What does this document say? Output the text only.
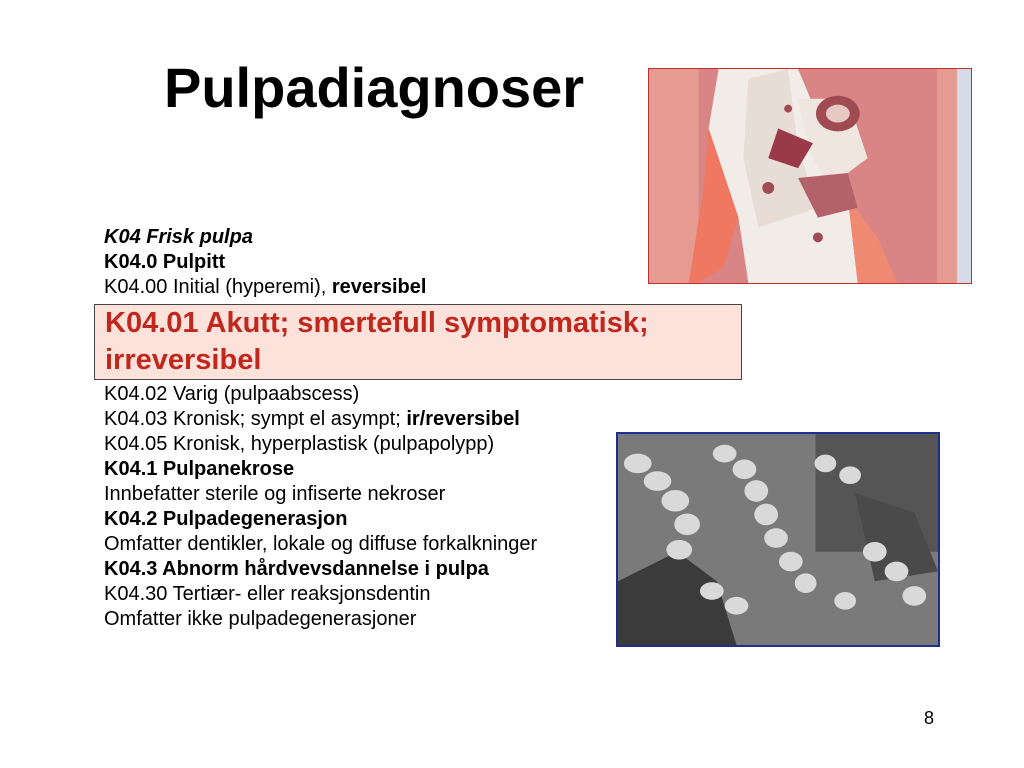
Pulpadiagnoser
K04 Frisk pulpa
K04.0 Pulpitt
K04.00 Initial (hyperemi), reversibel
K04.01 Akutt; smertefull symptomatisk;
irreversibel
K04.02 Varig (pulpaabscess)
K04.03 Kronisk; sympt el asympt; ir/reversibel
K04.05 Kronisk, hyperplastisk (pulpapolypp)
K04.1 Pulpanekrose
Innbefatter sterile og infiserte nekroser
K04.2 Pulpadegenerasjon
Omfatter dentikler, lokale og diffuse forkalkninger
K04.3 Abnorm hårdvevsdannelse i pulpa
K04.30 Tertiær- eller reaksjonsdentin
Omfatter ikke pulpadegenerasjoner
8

§ §

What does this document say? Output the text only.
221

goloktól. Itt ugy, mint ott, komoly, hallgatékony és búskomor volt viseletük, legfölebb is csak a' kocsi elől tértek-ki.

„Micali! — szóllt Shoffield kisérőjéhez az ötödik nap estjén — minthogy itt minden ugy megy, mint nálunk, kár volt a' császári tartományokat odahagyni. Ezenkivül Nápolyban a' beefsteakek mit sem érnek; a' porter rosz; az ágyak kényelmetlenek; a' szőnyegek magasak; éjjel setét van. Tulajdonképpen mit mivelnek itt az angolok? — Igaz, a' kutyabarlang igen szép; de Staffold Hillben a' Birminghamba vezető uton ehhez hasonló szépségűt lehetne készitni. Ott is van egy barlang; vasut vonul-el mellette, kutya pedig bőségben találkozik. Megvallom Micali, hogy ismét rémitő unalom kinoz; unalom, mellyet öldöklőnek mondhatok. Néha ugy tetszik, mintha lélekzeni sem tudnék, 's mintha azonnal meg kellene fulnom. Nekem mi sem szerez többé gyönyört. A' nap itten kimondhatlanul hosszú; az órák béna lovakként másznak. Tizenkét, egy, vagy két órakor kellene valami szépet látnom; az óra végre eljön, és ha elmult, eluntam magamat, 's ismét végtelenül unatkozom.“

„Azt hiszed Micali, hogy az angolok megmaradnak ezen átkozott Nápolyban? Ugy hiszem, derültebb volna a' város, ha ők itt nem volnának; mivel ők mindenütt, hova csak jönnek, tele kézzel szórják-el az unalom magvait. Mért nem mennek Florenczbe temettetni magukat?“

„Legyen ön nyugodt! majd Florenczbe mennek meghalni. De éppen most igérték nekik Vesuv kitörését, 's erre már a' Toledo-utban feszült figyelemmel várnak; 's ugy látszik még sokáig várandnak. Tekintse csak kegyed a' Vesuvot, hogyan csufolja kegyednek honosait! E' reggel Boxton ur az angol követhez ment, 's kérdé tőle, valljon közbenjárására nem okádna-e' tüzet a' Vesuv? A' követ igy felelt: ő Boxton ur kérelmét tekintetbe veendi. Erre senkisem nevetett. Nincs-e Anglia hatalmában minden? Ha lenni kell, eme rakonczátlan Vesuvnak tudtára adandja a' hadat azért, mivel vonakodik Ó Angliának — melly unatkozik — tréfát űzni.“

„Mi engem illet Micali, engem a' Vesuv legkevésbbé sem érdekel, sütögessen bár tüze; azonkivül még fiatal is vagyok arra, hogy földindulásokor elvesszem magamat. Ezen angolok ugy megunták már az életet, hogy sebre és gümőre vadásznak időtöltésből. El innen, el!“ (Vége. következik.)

§ §

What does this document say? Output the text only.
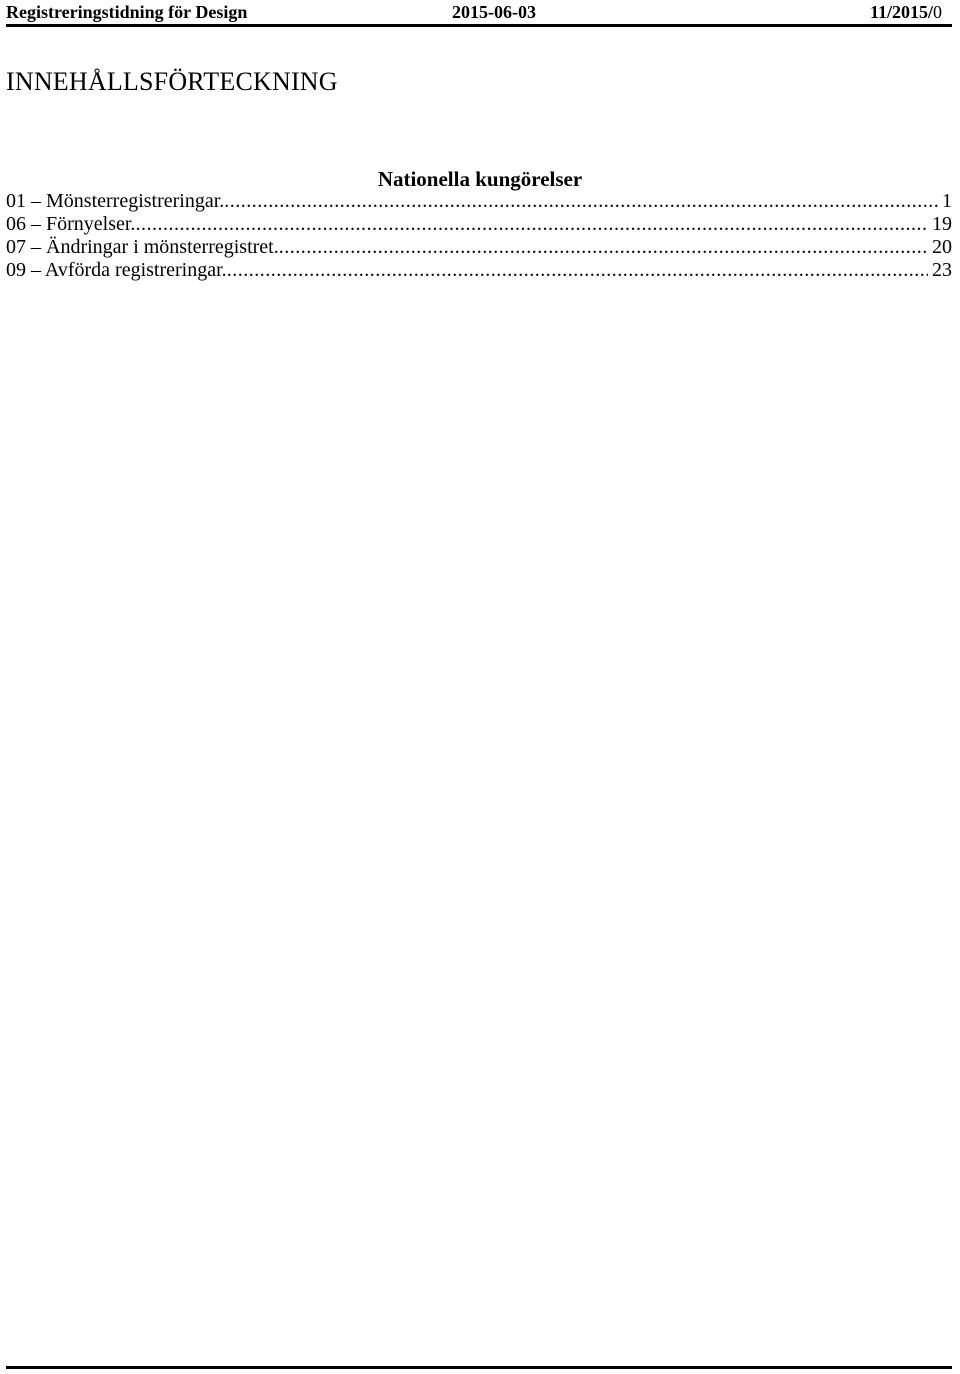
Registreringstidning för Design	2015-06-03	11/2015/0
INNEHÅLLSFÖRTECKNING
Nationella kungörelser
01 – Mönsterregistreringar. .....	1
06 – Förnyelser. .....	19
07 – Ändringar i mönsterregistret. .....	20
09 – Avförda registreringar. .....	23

§ §

Description of the task :: Work out how many lines of the data hold the string "Omfatter". Reply with that number alone.

Output below :: 2